Retype each record below word for word. Leave the pictures out.

**Given information**
● ● ●
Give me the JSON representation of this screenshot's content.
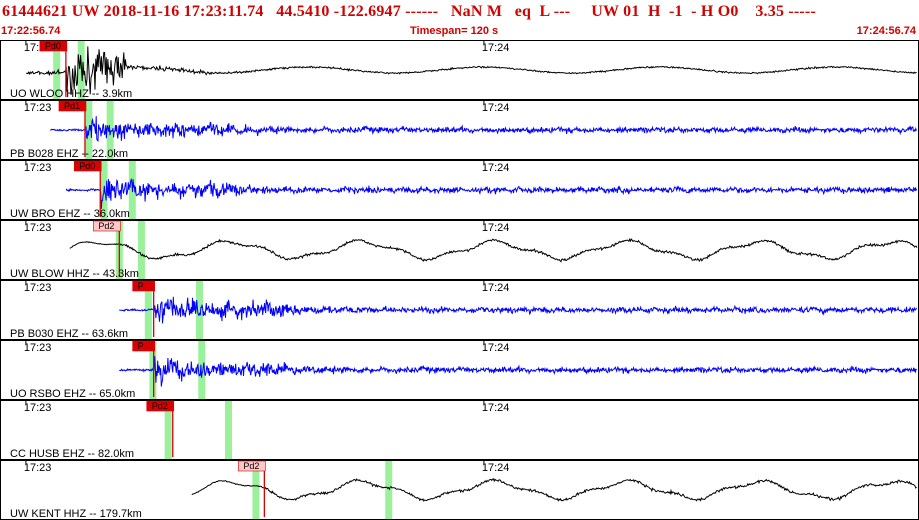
{
  "header": {
    "title": "61444621 UW 2018-11-16 17:23:11.74   44.5410 -122.6947 ------   NaN M   eq  L ---     UW 01  H  -1  - H O0    3.35 -----",
    "start_time": "17:22:56.74",
    "timespan": "Timespan= 120 s",
    "end_time": "17:24:56.74"
  },
  "chart_data": {
    "type": "line",
    "title": "",
    "xlabel": "",
    "ylabel": "",
    "x_start": "17:22:56.74",
    "x_end": "17:24:56.74",
    "xlim": [
      0,
      120
    ],
    "x_unit": "s",
    "tick_labels": [
      "17:23",
      "17:24"
    ],
    "tick_times": [
      3.26,
      63.26
    ],
    "grid": false,
    "legend": "none",
    "colors": {
      "black": "#000000",
      "blue": "#0000ff",
      "pick": "#d80000",
      "pick_light": "#ffc8c8",
      "window": "#90ee90"
    },
    "traces": [
      {
        "label": "UO WLOO HHZ -- 3.9km",
        "color": "black",
        "start": 3.3,
        "amplitude": "high",
        "pick": {
          "label": "Pd0",
          "time": 8.5,
          "light": false
        },
        "windows": [
          7.3,
          10.5
        ]
      },
      {
        "label": "PB B028 EHZ -- 22.0km",
        "color": "blue",
        "start": 6.5,
        "amplitude": "medium",
        "pick": {
          "label": "Pd1",
          "time": 11.0,
          "light": false
        },
        "windows": [
          11.5,
          14.3
        ]
      },
      {
        "label": "UW BRO EHZ -- 36.0km",
        "color": "blue",
        "start": 8.5,
        "amplitude": "medium",
        "pick": {
          "label": "Pd0",
          "time": 13.0,
          "light": false
        },
        "windows": [
          13.5,
          17.2
        ]
      },
      {
        "label": "UW BLOW HHZ -- 43.3km",
        "color": "black",
        "start": 9.0,
        "amplitude": "low",
        "pick": {
          "label": "Pd2",
          "time": 15.5,
          "light": true
        },
        "windows": [
          15.5,
          18.4
        ]
      },
      {
        "label": "PB B030 EHZ -- 63.6km",
        "color": "blue",
        "start": 15.5,
        "amplitude": "medium",
        "pick": {
          "label": "P",
          "time": 20.0,
          "light": false
        },
        "windows": [
          19.3,
          26.0
        ]
      },
      {
        "label": "UO RSBO EHZ -- 65.0km",
        "color": "blue",
        "start": 15.5,
        "amplitude": "medium",
        "pick": {
          "label": "P",
          "time": 20.0,
          "light": false
        },
        "windows": [
          19.9,
          26.3
        ]
      },
      {
        "label": "CC HUSB EHZ -- 82.0km",
        "color": "black",
        "start": null,
        "amplitude": "none",
        "pick": {
          "label": "Pd2",
          "time": 22.5,
          "light": false
        },
        "windows": [
          21.9,
          29.8
        ]
      },
      {
        "label": "UW KENT HHZ -- 179.7km",
        "color": "black",
        "start": 25.0,
        "amplitude": "low",
        "pick": {
          "label": "Pd2",
          "time": 34.5,
          "light": true
        },
        "windows": [
          33.4,
          50.8
        ]
      }
    ]
  }
}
● ● ●
**Task output**
Give me the JSON representation of this screenshot's content.
{
  "header": {
    "title": "61444621 UW 2018-11-16 17:23:11.74   44.5410 -122.6947 ------   NaN M   eq  L ---     UW 01  H  -1  - H O0    3.35 -----",
    "start_time": "17:22:56.74",
    "timespan": "Timespan= 120 s",
    "end_time": "17:24:56.74"
  },
  "chart_data": {
    "type": "line",
    "title": "",
    "xlabel": "",
    "ylabel": "",
    "x_start": "17:22:56.74",
    "x_end": "17:24:56.74",
    "xlim": [
      0,
      120
    ],
    "x_unit": "s",
    "tick_labels": [
      "17:23",
      "17:24"
    ],
    "tick_times": [
      3.26,
      63.26
    ],
    "grid": false,
    "legend": "none",
    "colors": {
      "black": "#000000",
      "blue": "#0000ff",
      "pick": "#d80000",
      "pick_light": "#ffc8c8",
      "window": "#90ee90"
    },
    "traces": [
      {
        "label": "UO WLOO HHZ -- 3.9km",
        "color": "black",
        "start": 3.3,
        "amplitude": "high",
        "pick": {
          "label": "Pd0",
          "time": 8.5,
          "light": false
        },
        "windows": [
          7.3,
          10.5
        ]
      },
      {
        "label": "PB B028 EHZ -- 22.0km",
        "color": "blue",
        "start": 6.5,
        "amplitude": "medium",
        "pick": {
          "label": "Pd1",
          "time": 11.0,
          "light": false
        },
        "windows": [
          11.5,
          14.3
        ]
      },
      {
        "label": "UW BRO EHZ -- 36.0km",
        "color": "blue",
        "start": 8.5,
        "amplitude": "medium",
        "pick": {
          "label": "Pd0",
          "time": 13.0,
          "light": false
        },
        "windows": [
          13.5,
          17.2
        ]
      },
      {
        "label": "UW BLOW HHZ -- 43.3km",
        "color": "black",
        "start": 9.0,
        "amplitude": "low",
        "pick": {
          "label": "Pd2",
          "time": 15.5,
          "light": true
        },
        "windows": [
          15.5,
          18.4
        ]
      },
      {
        "label": "PB B030 EHZ -- 63.6km",
        "color": "blue",
        "start": 15.5,
        "amplitude": "medium",
        "pick": {
          "label": "P",
          "time": 20.0,
          "light": false
        },
        "windows": [
          19.3,
          26.0
        ]
      },
      {
        "label": "UO RSBO EHZ -- 65.0km",
        "color": "blue",
        "start": 15.5,
        "amplitude": "medium",
        "pick": {
          "label": "P",
          "time": 20.0,
          "light": false
        },
        "windows": [
          19.9,
          26.3
        ]
      },
      {
        "label": "CC HUSB EHZ -- 82.0km",
        "color": "black",
        "start": null,
        "amplitude": "none",
        "pick": {
          "label": "Pd2",
          "time": 22.5,
          "light": false
        },
        "windows": [
          21.9,
          29.8
        ]
      },
      {
        "label": "UW KENT HHZ -- 179.7km",
        "color": "black",
        "start": 25.0,
        "amplitude": "low",
        "pick": {
          "label": "Pd2",
          "time": 34.5,
          "light": true
        },
        "windows": [
          33.4,
          50.8
        ]
      }
    ]
  }
}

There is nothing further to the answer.